To do
Leaving out the pictures, retype all the material exactly.

Data section
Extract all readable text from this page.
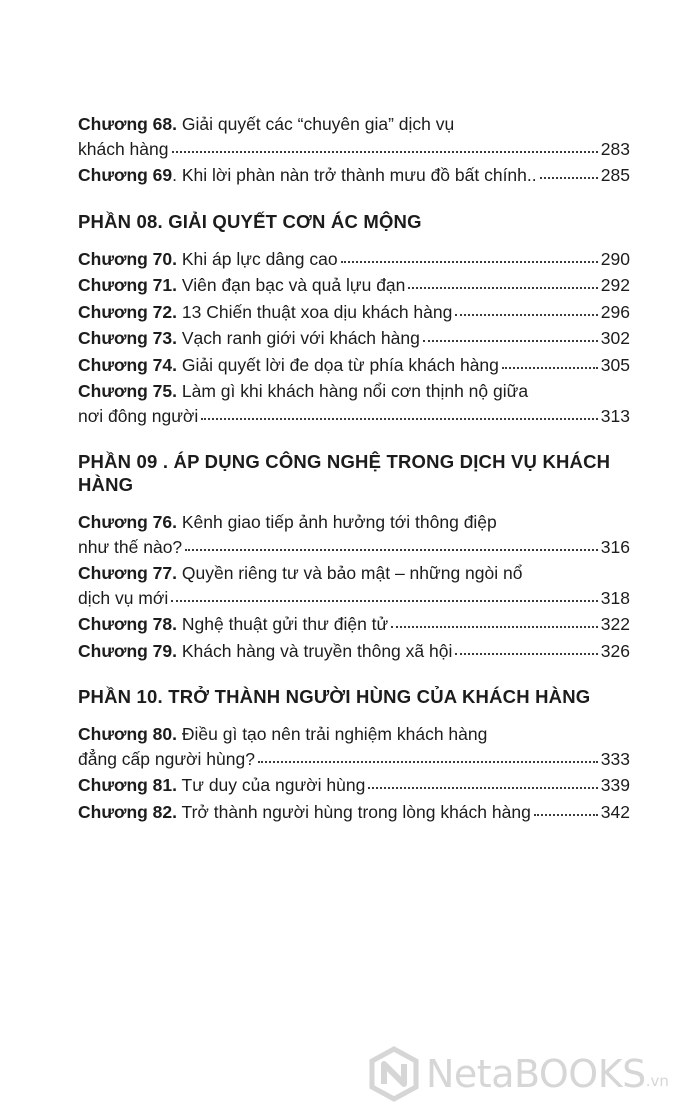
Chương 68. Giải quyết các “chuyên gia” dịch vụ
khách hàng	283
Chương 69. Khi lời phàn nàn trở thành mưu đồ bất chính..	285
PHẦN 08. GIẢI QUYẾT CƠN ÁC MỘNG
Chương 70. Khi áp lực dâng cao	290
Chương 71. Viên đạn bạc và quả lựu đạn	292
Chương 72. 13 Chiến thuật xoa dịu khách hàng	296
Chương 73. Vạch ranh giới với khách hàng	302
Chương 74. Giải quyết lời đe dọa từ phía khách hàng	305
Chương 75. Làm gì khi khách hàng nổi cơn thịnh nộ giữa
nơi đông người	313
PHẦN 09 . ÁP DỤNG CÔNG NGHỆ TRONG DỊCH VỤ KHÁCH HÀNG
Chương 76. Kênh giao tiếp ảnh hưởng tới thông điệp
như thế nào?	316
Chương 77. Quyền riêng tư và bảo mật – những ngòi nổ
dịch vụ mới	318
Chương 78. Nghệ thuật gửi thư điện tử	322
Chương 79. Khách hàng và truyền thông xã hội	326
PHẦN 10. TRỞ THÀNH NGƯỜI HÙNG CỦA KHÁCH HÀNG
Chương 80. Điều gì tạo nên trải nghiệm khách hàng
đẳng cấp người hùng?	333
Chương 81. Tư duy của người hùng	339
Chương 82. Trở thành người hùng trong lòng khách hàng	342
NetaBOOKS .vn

Finished answer
Extract all readable text from this page.
Chương 68. Giải quyết các “chuyên gia” dịch vụ
khách hàng	283
Chương 69. Khi lời phàn nàn trở thành mưu đồ bất chính..	285
PHẦN 08. GIẢI QUYẾT CƠN ÁC MỘNG
Chương 70. Khi áp lực dâng cao	290
Chương 71. Viên đạn bạc và quả lựu đạn	292
Chương 72. 13 Chiến thuật xoa dịu khách hàng	296
Chương 73. Vạch ranh giới với khách hàng	302
Chương 74. Giải quyết lời đe dọa từ phía khách hàng	305
Chương 75. Làm gì khi khách hàng nổi cơn thịnh nộ giữa
nơi đông người	313
PHẦN 09 . ÁP DỤNG CÔNG NGHỆ TRONG DỊCH VỤ KHÁCH HÀNG
Chương 76. Kênh giao tiếp ảnh hưởng tới thông điệp
như thế nào?	316
Chương 77. Quyền riêng tư và bảo mật – những ngòi nổ
dịch vụ mới	318
Chương 78. Nghệ thuật gửi thư điện tử	322
Chương 79. Khách hàng và truyền thông xã hội	326
PHẦN 10. TRỞ THÀNH NGƯỜI HÙNG CỦA KHÁCH HÀNG
Chương 80. Điều gì tạo nên trải nghiệm khách hàng
đẳng cấp người hùng?	333
Chương 81. Tư duy của người hùng	339
Chương 82. Trở thành người hùng trong lòng khách hàng	342
NetaBOOKS .vn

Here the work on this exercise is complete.